The entries below are to be transcribed in full, without their images.

Data entries
——————————
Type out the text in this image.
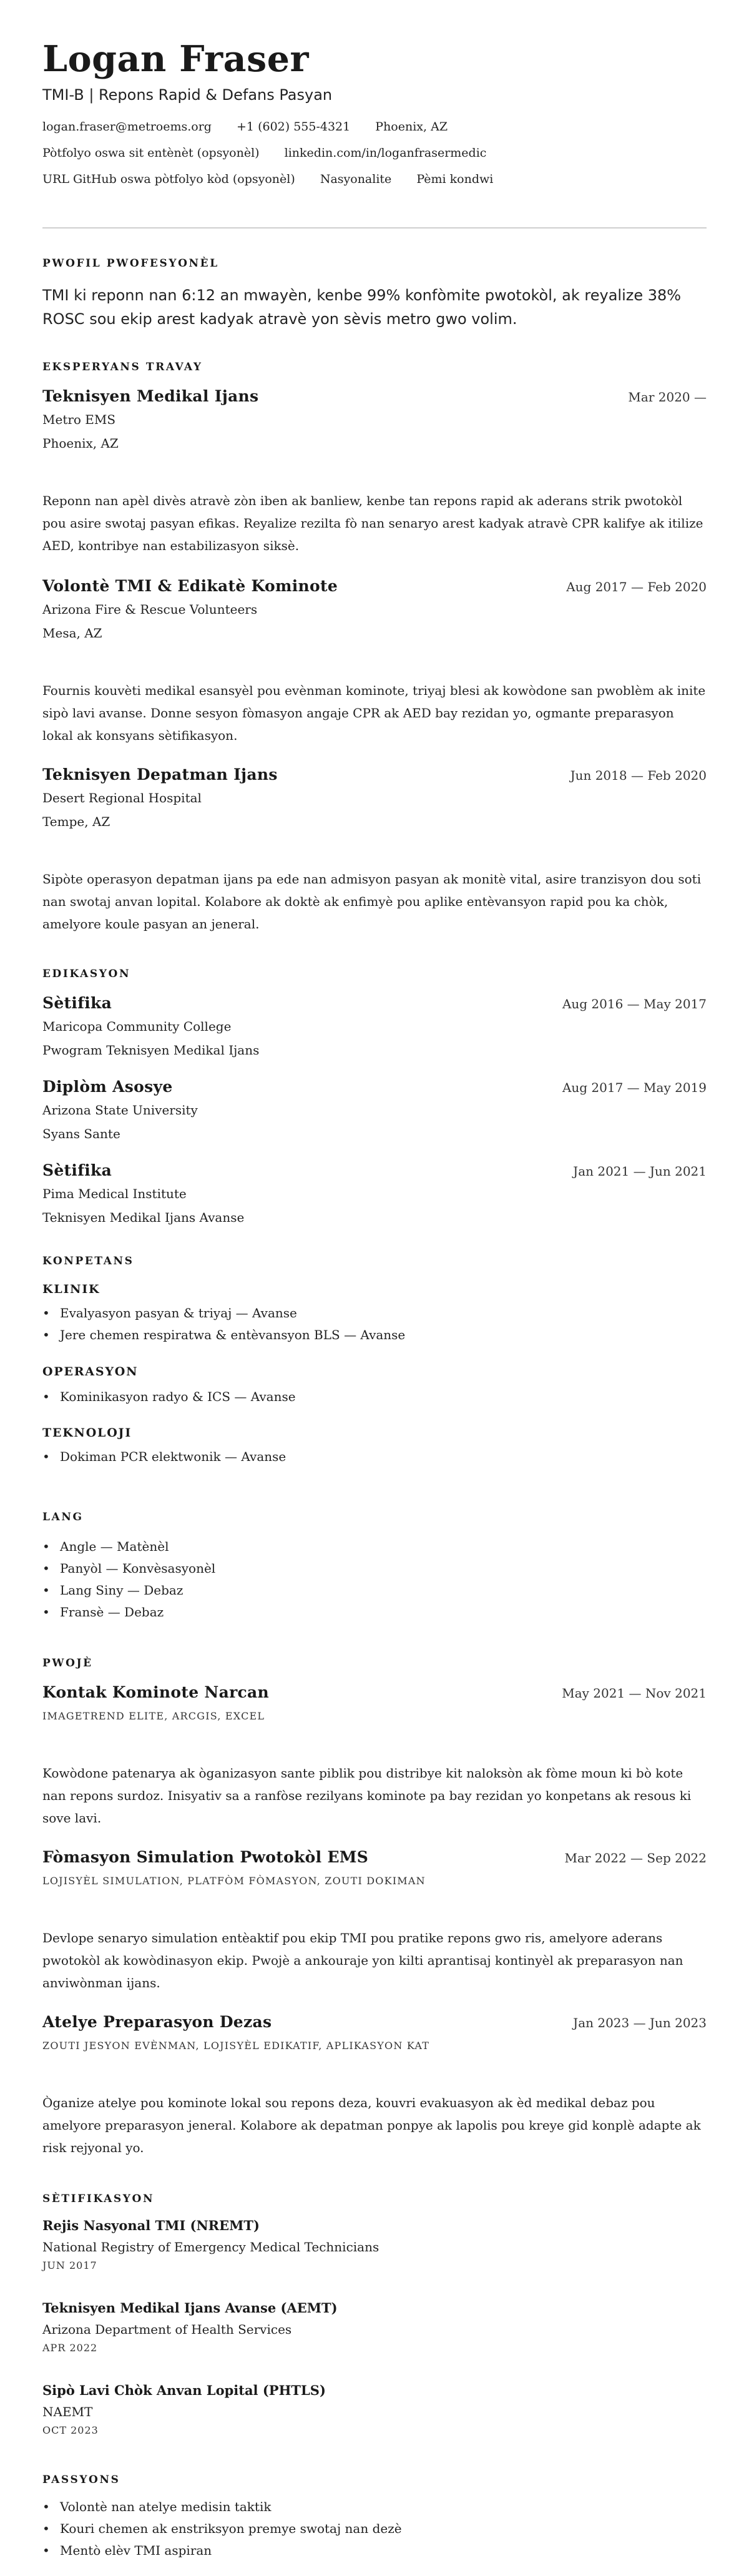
Logan Fraser
TMI-B | Repons Rapid & Defans Pasyan
logan.fraser@metroems.org +1 (602) 555-4321 Phoenix, AZ
Pòtfolyo oswa sit entènèt (opsyonèl) linkedin.com/in/loganfrasermedic
URL GitHub oswa pòtfolyo kòd (opsyonèl) Nasyonalite Pèmi kondwi
PWOFIL PWOFESYONÈL
TMI ki reponn nan 6:12 an mwayèn, kenbe 99% konfòmite pwotokòl, ak reyalize 38% ROSC sou ekip arest kadyak atravè yon sèvis metro gwo volim.
EKSPERYANS TRAVAY
Teknisyen Medikal Ijans	Mar 2020 —
Metro EMS
Phoenix, AZ
Reponn nan apèl divès atravè zòn iben ak banliew, kenbe tan repons rapid ak aderans strik pwotokòl pou asire swotaj pasyan efikas. Reyalize rezilta fò nan senaryo arest kadyak atravè CPR kalifye ak itilize AED, kontribye nan estabilizasyon siksè.
Volontè TMI & Edikatè Kominote	Aug 2017 — Feb 2020
Arizona Fire & Rescue Volunteers
Mesa, AZ
Fournis kouvèti medikal esansyèl pou evènman kominote, triyaj blesi ak kowòdone san pwoblèm ak inite sipò lavi avanse. Donne sesyon fòmasyon angaje CPR ak AED bay rezidan yo, ogmante preparasyon lokal ak konsyans sètifikasyon.
Teknisyen Depatman Ijans	Jun 2018 — Feb 2020
Desert Regional Hospital
Tempe, AZ
Sipòte operasyon depatman ijans pa ede nan admisyon pasyan ak monitè vital, asire tranzisyon dou soti nan swotaj anvan lopital. Kolabore ak doktè ak enfimyè pou aplike entèvansyon rapid pou ka chòk, amelyore koule pasyan an jeneral.
EDIKASYON
Sètifika	Aug 2016 — May 2017
Maricopa Community College
Pwogram Teknisyen Medikal Ijans
Diplòm Asosye	Aug 2017 — May 2019
Arizona State University
Syans Sante
Sètifika	Jan 2021 — Jun 2021
Pima Medical Institute
Teknisyen Medikal Ijans Avanse
KONPETANS
KLINIK
• Evalyasyon pasyan & triyaj — Avanse
• Jere chemen respiratwa & entèvansyon BLS — Avanse
OPERASYON
• Kominikasyon radyo & ICS — Avanse
TEKNOLOJI
• Dokiman PCR elektwonik — Avanse
LANG
• Angle — Matènèl
• Panyòl — Konvèsasyonèl
• Lang Siny — Debaz
• Fransè — Debaz
PWOJÈ
Kontak Kominote Narcan	May 2021 — Nov 2021
IMAGETREND ELITE, ARCGIS, EXCEL
Kowòdone patenarya ak òganizasyon sante piblik pou distribye kit naloksòn ak fòme moun ki bò kote nan repons surdoz. Inisyativ sa a ranfòse rezilyans kominote pa bay rezidan yo konpetans ak resous ki sove lavi.
Fòmasyon Simulation Pwotokòl EMS	Mar 2022 — Sep 2022
LOJISYÈL SIMULATION, PLATFÒM FÒMASYON, ZOUTI DOKIMAN
Devlope senaryo simulation entèaktif pou ekip TMI pou pratike repons gwo ris, amelyore aderans pwotokòl ak kowòdinasyon ekip. Pwojè a ankouraje yon kilti aprantisaj kontinyèl ak preparasyon nan anviwònman ijans.
Atelye Preparasyon Dezas	Jan 2023 — Jun 2023
ZOUTI JESYON EVÈNMAN, LOJISYÈL EDIKATIF, APLIKASYON KAT
Òganize atelye pou kominote lokal sou repons deza, kouvri evakuasyon ak èd medikal debaz pou amelyore preparasyon jeneral. Kolabore ak depatman ponpye ak lapolis pou kreye gid konplè adapte ak risk rejyonal yo.
SÈTIFIKASYON
Rejis Nasyonal TMI (NREMT)
National Registry of Emergency Medical Technicians
JUN 2017
Teknisyen Medikal Ijans Avanse (AEMT)
Arizona Department of Health Services
APR 2022
Sipò Lavi Chòk Anvan Lopital (PHTLS)
NAEMT
OCT 2023
PASSYONS
• Volontè nan atelye medisin taktik
• Kouri chemen ak enstriksyon premye swotaj nan dezè
• Mentò elèv TMI aspiran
——————————
• SOLUTION:
Type out the text in this image.
Logan Fraser
TMI-B | Repons Rapid & Defans Pasyan
logan.fraser@metroems.org +1 (602) 555-4321 Phoenix, AZ
Pòtfolyo oswa sit entènèt (opsyonèl) linkedin.com/in/loganfrasermedic
URL GitHub oswa pòtfolyo kòd (opsyonèl) Nasyonalite Pèmi kondwi
PWOFIL PWOFESYONÈL
TMI ki reponn nan 6:12 an mwayèn, kenbe 99% konfòmite pwotokòl, ak reyalize 38% ROSC sou ekip arest kadyak atravè yon sèvis metro gwo volim.
EKSPERYANS TRAVAY
Teknisyen Medikal Ijans	Mar 2020 —
Metro EMS
Phoenix, AZ
Reponn nan apèl divès atravè zòn iben ak banliew, kenbe tan repons rapid ak aderans strik pwotokòl pou asire swotaj pasyan efikas. Reyalize rezilta fò nan senaryo arest kadyak atravè CPR kalifye ak itilize AED, kontribye nan estabilizasyon siksè.
Volontè TMI & Edikatè Kominote	Aug 2017 — Feb 2020
Arizona Fire & Rescue Volunteers
Mesa, AZ
Fournis kouvèti medikal esansyèl pou evènman kominote, triyaj blesi ak kowòdone san pwoblèm ak inite sipò lavi avanse. Donne sesyon fòmasyon angaje CPR ak AED bay rezidan yo, ogmante preparasyon lokal ak konsyans sètifikasyon.
Teknisyen Depatman Ijans	Jun 2018 — Feb 2020
Desert Regional Hospital
Tempe, AZ
Sipòte operasyon depatman ijans pa ede nan admisyon pasyan ak monitè vital, asire tranzisyon dou soti nan swotaj anvan lopital. Kolabore ak doktè ak enfimyè pou aplike entèvansyon rapid pou ka chòk, amelyore koule pasyan an jeneral.
EDIKASYON
Sètifika	Aug 2016 — May 2017
Maricopa Community College
Pwogram Teknisyen Medikal Ijans
Diplòm Asosye	Aug 2017 — May 2019
Arizona State University
Syans Sante
Sètifika	Jan 2021 — Jun 2021
Pima Medical Institute
Teknisyen Medikal Ijans Avanse
KONPETANS
KLINIK
• Evalyasyon pasyan & triyaj — Avanse
• Jere chemen respiratwa & entèvansyon BLS — Avanse
OPERASYON
• Kominikasyon radyo & ICS — Avanse
TEKNOLOJI
• Dokiman PCR elektwonik — Avanse
LANG
• Angle — Matènèl
• Panyòl — Konvèsasyonèl
• Lang Siny — Debaz
• Fransè — Debaz
PWOJÈ
Kontak Kominote Narcan	May 2021 — Nov 2021
IMAGETREND ELITE, ARCGIS, EXCEL
Kowòdone patenarya ak òganizasyon sante piblik pou distribye kit naloksòn ak fòme moun ki bò kote nan repons surdoz. Inisyativ sa a ranfòse rezilyans kominote pa bay rezidan yo konpetans ak resous ki sove lavi.
Fòmasyon Simulation Pwotokòl EMS	Mar 2022 — Sep 2022
LOJISYÈL SIMULATION, PLATFÒM FÒMASYON, ZOUTI DOKIMAN
Devlope senaryo simulation entèaktif pou ekip TMI pou pratike repons gwo ris, amelyore aderans pwotokòl ak kowòdinasyon ekip. Pwojè a ankouraje yon kilti aprantisaj kontinyèl ak preparasyon nan anviwònman ijans.
Atelye Preparasyon Dezas	Jan 2023 — Jun 2023
ZOUTI JESYON EVÈNMAN, LOJISYÈL EDIKATIF, APLIKASYON KAT
Òganize atelye pou kominote lokal sou repons deza, kouvri evakuasyon ak èd medikal debaz pou amelyore preparasyon jeneral. Kolabore ak depatman ponpye ak lapolis pou kreye gid konplè adapte ak risk rejyonal yo.
SÈTIFIKASYON
Rejis Nasyonal TMI (NREMT)
National Registry of Emergency Medical Technicians
JUN 2017
Teknisyen Medikal Ijans Avanse (AEMT)
Arizona Department of Health Services
APR 2022
Sipò Lavi Chòk Anvan Lopital (PHTLS)
NAEMT
OCT 2023
PASSYONS
• Volontè nan atelye medisin taktik
• Kouri chemen ak enstriksyon premye swotaj nan dezè
• Mentò elèv TMI aspiran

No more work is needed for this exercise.